**Record excerpts**
++++

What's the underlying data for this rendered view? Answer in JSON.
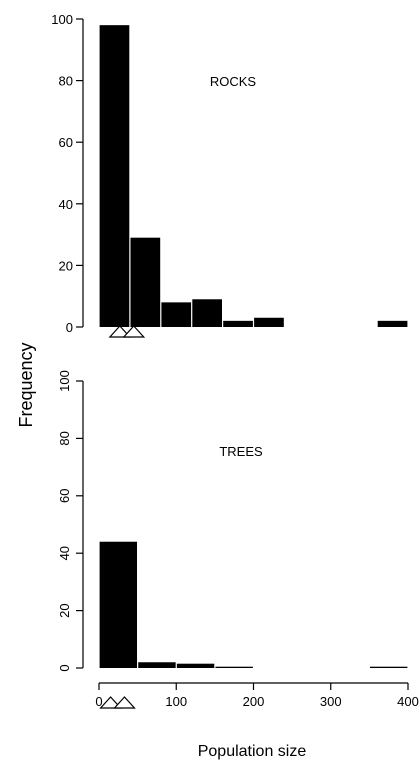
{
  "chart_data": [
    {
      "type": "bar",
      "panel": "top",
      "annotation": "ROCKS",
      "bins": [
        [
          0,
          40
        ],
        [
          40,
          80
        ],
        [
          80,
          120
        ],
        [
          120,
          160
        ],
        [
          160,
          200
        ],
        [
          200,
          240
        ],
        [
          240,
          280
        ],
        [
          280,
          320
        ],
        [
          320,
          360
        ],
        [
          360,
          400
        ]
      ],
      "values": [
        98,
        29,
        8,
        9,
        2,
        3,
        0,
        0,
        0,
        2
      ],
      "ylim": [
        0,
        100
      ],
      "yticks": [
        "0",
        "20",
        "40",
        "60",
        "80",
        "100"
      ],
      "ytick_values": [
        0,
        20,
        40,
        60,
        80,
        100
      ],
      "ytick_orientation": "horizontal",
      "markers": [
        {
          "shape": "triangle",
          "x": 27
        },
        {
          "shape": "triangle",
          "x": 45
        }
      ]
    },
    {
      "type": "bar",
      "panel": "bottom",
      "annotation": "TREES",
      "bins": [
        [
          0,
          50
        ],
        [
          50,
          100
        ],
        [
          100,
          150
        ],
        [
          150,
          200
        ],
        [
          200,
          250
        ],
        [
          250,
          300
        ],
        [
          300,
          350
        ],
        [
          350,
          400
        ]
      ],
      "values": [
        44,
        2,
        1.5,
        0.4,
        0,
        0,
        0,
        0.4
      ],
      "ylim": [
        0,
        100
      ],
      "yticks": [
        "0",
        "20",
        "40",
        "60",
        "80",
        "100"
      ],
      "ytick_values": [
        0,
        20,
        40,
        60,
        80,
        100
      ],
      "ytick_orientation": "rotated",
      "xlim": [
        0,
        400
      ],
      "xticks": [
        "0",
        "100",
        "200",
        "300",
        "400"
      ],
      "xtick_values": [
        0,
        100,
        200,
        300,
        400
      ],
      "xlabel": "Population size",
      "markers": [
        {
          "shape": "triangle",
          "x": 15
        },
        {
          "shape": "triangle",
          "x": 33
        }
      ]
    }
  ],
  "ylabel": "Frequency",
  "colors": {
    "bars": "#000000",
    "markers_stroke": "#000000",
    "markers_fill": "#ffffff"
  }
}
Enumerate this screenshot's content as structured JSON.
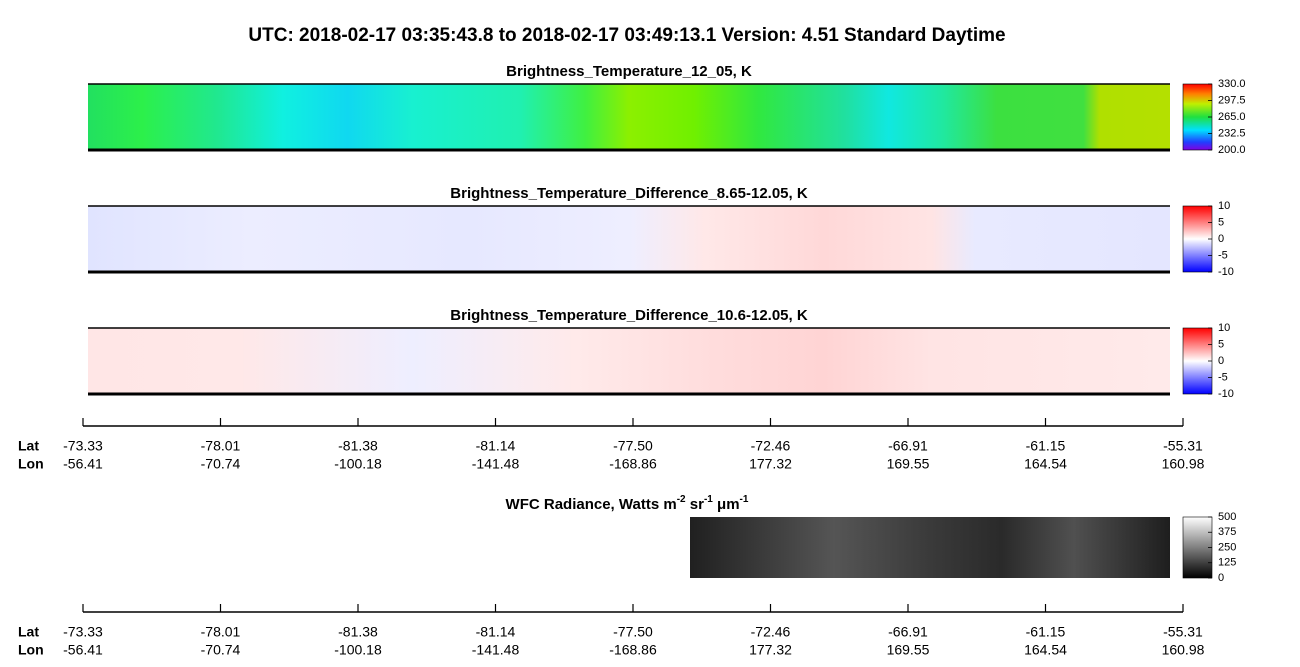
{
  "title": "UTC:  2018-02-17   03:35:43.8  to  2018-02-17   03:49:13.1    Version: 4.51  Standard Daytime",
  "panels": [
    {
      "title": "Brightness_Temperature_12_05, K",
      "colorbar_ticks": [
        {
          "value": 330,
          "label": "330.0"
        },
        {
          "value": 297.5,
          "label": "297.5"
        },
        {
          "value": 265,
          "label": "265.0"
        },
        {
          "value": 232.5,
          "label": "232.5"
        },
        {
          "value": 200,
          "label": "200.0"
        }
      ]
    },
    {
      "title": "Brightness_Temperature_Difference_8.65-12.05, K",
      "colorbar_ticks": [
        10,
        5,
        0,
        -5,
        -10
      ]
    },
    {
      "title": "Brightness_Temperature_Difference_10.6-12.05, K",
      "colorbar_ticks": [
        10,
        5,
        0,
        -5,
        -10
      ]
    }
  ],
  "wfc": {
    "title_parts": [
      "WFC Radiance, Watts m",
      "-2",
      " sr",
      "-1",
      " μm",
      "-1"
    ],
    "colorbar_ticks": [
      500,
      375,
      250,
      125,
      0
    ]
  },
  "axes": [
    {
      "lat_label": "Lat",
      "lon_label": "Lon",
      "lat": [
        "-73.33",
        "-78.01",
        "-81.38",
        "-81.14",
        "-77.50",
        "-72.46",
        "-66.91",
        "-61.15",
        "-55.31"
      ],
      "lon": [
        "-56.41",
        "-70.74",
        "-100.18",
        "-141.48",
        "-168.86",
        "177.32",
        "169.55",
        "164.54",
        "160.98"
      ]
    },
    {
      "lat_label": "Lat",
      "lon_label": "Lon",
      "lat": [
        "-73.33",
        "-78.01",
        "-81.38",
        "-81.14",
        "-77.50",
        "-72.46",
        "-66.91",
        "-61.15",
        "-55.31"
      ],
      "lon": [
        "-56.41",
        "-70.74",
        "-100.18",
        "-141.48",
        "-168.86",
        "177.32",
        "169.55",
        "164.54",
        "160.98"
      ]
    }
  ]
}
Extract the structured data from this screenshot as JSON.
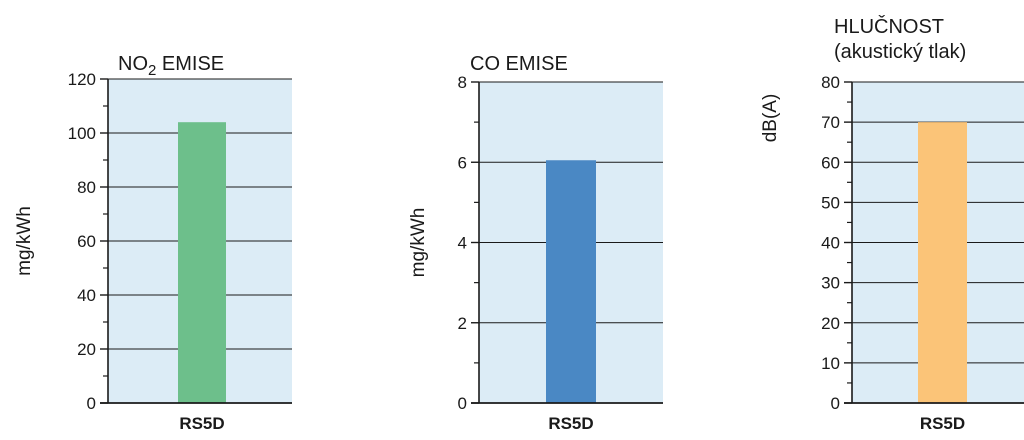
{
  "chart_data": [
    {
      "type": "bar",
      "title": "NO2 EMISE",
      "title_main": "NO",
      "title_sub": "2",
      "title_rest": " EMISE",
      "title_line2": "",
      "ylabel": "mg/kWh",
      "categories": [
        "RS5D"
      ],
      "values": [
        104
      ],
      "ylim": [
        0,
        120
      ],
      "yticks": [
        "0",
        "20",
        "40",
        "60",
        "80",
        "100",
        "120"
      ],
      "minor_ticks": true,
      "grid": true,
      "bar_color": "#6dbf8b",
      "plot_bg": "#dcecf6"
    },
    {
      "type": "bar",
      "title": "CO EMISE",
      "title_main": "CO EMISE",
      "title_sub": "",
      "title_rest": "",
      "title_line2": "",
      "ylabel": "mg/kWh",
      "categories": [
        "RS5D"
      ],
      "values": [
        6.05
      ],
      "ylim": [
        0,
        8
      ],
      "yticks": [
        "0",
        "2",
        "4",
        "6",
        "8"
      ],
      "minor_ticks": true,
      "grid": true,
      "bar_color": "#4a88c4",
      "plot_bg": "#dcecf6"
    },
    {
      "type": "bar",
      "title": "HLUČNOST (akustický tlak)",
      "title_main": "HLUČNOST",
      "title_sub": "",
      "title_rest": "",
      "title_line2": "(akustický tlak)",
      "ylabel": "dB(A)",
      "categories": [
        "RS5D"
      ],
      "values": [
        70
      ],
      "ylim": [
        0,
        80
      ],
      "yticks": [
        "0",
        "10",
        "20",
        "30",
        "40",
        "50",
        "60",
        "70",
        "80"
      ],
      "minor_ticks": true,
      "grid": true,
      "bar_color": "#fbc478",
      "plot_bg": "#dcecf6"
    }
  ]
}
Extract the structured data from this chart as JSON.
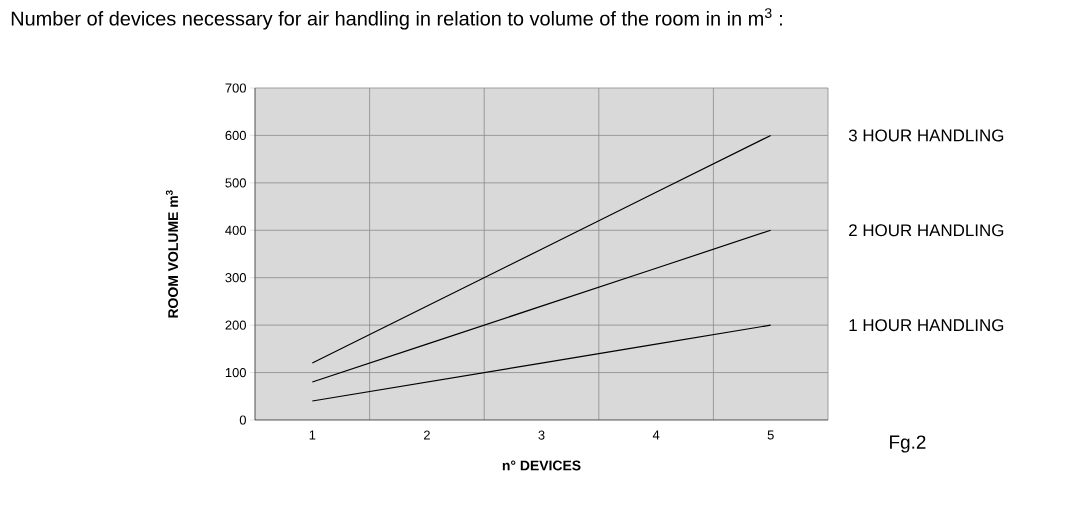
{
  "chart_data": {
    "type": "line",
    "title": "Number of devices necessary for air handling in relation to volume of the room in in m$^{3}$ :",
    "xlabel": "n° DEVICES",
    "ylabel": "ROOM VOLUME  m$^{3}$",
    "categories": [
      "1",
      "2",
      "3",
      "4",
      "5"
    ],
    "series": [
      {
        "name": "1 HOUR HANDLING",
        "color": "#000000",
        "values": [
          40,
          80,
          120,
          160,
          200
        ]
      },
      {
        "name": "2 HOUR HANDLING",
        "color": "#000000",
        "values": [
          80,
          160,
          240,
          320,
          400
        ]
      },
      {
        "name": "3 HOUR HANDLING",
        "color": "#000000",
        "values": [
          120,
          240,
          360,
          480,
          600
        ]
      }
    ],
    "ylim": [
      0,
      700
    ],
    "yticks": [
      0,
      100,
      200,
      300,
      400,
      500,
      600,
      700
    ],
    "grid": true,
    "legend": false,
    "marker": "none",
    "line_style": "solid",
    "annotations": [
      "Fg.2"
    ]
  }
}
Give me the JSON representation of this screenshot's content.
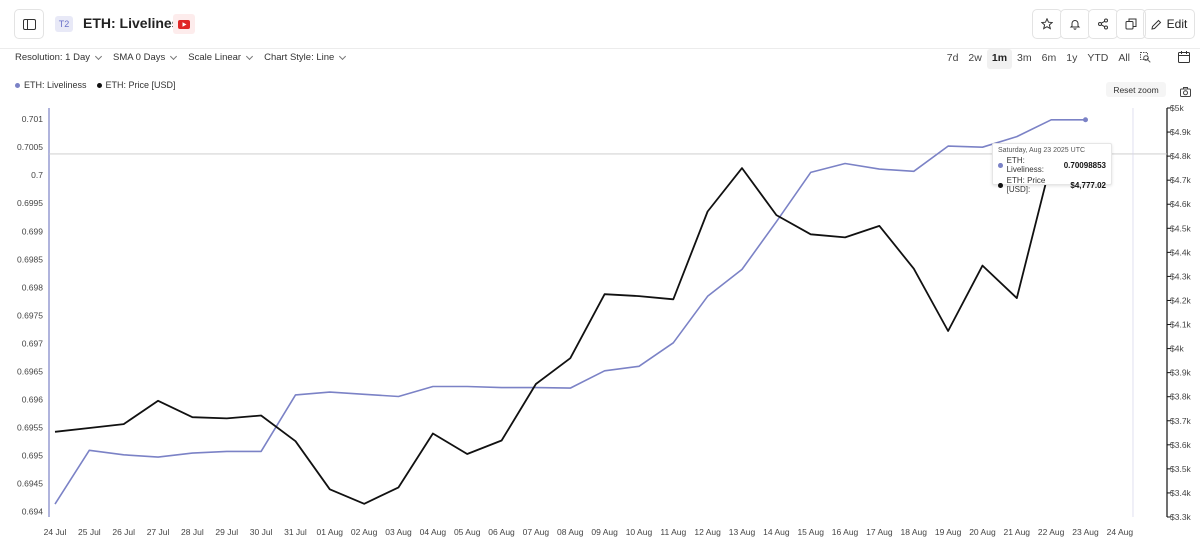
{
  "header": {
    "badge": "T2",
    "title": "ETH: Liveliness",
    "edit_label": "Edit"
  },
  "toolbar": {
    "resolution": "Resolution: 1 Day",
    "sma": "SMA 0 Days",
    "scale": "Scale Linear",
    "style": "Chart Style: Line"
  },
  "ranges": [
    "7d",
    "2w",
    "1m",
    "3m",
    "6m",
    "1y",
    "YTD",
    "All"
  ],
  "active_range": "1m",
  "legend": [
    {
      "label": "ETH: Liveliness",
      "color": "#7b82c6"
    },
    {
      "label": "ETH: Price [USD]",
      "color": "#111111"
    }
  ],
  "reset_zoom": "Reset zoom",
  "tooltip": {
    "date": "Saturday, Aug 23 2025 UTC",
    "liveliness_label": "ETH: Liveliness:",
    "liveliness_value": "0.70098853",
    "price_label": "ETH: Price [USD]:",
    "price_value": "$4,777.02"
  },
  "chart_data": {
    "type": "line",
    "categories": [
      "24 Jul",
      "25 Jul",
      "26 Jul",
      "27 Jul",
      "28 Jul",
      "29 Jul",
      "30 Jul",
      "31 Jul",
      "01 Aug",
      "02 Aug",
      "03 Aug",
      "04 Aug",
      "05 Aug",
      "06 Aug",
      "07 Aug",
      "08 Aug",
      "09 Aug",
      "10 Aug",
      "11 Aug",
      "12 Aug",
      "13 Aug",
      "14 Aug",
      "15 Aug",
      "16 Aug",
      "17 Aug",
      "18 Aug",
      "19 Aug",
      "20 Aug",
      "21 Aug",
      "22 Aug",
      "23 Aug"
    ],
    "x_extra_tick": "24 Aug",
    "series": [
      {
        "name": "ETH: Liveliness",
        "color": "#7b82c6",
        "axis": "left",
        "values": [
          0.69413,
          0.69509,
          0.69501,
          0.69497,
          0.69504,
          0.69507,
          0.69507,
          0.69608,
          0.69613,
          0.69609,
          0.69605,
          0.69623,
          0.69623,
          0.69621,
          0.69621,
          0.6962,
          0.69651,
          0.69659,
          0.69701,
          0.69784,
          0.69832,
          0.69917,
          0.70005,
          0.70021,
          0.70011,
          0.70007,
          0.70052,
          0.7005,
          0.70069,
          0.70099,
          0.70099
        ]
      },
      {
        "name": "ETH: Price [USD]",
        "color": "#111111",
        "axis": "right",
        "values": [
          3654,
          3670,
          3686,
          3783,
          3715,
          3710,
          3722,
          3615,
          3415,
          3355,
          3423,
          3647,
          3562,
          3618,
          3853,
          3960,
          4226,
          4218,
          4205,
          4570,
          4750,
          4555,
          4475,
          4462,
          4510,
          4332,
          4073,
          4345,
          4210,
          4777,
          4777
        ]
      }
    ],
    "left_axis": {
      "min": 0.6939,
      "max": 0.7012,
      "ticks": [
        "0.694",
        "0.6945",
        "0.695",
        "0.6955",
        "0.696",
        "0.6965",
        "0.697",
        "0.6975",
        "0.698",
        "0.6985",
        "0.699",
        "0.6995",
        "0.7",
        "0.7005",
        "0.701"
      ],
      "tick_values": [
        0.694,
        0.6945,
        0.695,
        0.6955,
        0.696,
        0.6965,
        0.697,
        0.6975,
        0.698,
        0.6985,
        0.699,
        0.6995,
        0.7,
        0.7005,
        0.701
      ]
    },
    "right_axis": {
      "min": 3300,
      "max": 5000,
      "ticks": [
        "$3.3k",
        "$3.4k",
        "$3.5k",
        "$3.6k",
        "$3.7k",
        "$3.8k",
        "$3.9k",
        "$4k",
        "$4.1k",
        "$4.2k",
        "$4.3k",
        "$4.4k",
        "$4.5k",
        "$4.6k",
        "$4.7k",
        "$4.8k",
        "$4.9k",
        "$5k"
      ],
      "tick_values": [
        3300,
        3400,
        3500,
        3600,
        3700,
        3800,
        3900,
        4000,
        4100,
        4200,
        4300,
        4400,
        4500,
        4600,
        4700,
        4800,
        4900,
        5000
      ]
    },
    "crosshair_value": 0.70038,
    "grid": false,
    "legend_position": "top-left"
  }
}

++++

Work out how many lines above have the string "from" in them, and give only the number.

2